[Stored data]:

— Begin —

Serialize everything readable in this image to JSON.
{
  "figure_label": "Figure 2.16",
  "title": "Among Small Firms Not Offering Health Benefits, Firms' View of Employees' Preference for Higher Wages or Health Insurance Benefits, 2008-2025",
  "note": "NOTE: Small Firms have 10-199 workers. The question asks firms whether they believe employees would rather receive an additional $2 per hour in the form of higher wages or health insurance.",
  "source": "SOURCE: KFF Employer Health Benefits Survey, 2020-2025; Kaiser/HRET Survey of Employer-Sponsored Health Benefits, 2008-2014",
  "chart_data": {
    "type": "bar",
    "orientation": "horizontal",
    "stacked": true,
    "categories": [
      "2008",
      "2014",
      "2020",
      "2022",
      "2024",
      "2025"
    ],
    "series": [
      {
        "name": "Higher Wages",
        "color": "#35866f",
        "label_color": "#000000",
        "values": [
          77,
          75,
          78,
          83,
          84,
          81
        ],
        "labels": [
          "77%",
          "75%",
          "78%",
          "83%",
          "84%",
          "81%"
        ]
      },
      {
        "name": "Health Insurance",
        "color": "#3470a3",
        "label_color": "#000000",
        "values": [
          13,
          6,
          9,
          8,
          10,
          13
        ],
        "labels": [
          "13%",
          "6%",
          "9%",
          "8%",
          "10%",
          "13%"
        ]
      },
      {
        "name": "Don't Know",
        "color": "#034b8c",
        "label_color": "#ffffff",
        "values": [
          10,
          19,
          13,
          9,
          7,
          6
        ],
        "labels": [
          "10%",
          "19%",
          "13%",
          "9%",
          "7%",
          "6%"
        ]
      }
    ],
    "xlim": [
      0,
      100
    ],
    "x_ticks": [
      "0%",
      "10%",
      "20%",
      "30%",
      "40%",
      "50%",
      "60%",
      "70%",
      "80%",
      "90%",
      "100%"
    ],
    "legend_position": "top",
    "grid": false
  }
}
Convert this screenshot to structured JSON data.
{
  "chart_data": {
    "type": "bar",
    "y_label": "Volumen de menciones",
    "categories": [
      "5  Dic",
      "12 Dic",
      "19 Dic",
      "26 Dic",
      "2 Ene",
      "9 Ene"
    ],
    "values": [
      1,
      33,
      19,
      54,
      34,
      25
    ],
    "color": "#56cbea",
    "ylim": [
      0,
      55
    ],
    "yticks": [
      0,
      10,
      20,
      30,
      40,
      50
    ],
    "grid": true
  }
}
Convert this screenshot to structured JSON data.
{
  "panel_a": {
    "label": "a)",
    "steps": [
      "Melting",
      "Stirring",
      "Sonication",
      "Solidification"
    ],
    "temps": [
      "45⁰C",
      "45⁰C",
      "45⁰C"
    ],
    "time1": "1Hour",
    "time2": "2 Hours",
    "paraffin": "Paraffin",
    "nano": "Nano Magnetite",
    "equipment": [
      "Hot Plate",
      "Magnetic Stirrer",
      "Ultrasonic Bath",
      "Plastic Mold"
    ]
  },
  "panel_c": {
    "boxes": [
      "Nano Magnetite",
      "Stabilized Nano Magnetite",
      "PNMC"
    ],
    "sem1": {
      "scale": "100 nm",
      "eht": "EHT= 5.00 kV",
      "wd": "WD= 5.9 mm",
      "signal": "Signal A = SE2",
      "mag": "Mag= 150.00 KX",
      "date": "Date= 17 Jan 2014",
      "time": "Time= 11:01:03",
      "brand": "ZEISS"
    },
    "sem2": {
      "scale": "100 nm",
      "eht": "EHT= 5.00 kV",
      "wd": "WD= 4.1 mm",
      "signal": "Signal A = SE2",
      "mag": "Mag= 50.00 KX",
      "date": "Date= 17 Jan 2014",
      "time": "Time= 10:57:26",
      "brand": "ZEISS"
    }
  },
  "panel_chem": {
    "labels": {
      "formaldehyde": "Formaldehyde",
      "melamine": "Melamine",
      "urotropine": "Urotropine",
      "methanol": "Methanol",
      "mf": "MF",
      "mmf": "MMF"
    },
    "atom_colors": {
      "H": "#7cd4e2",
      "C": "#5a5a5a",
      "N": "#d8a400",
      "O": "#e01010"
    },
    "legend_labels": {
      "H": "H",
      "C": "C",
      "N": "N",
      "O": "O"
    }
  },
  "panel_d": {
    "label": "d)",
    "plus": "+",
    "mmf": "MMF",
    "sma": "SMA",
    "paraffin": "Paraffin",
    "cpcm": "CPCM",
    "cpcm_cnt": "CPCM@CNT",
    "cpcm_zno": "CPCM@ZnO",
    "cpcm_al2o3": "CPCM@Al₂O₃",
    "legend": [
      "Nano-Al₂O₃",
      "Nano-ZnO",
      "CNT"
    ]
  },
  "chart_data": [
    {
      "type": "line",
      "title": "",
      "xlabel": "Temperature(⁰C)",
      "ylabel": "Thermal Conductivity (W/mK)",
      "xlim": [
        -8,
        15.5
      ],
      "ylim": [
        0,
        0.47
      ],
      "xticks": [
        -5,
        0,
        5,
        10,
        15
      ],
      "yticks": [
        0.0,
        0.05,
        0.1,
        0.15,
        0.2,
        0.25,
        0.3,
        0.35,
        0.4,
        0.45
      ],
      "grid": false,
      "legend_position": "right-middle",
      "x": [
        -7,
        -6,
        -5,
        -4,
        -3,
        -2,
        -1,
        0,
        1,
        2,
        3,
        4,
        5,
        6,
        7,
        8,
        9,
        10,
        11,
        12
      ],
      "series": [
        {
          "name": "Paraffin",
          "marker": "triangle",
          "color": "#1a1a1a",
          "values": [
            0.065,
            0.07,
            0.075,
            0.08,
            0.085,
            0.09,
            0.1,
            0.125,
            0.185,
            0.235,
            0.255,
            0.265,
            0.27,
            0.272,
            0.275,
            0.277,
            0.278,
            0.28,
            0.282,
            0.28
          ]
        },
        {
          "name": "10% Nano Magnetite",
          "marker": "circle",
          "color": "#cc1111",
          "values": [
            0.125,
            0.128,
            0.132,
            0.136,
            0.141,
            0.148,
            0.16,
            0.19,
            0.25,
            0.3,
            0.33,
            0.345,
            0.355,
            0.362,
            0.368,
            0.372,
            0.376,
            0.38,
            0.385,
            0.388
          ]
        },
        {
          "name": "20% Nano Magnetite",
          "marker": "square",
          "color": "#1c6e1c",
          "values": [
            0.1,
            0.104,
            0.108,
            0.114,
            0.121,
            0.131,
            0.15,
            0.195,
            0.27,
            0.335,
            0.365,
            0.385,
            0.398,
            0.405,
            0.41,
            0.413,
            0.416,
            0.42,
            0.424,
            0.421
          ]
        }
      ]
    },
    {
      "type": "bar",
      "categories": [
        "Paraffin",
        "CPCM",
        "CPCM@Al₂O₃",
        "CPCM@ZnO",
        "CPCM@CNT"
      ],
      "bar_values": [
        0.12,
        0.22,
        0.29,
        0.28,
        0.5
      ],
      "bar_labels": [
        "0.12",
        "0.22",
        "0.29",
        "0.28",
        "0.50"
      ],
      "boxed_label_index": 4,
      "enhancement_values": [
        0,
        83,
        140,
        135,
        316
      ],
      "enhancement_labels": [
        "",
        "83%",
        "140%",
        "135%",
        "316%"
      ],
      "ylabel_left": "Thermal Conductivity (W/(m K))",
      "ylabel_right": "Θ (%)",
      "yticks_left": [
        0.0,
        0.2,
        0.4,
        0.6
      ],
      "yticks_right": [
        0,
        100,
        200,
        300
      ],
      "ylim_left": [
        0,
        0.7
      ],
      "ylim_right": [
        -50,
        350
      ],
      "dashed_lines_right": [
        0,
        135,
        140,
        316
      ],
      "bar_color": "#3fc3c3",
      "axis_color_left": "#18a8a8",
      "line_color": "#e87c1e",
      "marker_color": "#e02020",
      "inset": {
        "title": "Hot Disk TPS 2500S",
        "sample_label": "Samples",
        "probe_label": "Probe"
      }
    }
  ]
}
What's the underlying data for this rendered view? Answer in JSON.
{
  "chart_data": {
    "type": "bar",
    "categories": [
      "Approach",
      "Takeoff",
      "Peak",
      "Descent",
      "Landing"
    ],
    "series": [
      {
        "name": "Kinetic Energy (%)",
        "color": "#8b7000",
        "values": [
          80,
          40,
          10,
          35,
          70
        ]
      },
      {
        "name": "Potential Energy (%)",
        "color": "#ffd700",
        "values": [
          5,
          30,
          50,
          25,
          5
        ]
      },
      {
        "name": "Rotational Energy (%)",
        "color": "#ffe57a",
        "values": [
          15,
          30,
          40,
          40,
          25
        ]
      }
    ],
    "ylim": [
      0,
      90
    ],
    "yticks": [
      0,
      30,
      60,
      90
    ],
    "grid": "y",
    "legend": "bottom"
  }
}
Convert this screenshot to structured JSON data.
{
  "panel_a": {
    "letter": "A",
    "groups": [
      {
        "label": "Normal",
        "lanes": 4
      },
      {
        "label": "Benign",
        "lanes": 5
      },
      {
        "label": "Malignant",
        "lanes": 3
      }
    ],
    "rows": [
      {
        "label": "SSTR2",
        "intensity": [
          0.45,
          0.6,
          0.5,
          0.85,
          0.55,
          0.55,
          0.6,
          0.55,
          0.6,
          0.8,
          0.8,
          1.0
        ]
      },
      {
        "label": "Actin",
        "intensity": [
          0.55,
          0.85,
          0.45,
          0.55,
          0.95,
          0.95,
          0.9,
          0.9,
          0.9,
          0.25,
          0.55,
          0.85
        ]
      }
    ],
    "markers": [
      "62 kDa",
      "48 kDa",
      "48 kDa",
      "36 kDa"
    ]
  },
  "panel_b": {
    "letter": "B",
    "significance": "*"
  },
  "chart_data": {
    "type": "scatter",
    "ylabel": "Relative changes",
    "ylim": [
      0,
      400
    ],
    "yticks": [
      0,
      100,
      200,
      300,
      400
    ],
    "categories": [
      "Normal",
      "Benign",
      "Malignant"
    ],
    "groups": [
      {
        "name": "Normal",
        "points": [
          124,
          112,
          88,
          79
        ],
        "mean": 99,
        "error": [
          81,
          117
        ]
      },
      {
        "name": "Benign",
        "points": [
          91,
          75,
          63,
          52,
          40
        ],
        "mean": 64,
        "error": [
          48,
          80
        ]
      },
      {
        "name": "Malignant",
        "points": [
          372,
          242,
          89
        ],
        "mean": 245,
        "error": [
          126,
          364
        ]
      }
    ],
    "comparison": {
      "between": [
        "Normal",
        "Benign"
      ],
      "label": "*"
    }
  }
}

— End —

Copy all the lines above that hold the string "Paraffin".

[Full output]:
    "paraffin": "Paraffin",
    "paraffin": "Paraffin",
          "name": "Paraffin",
        "Paraffin",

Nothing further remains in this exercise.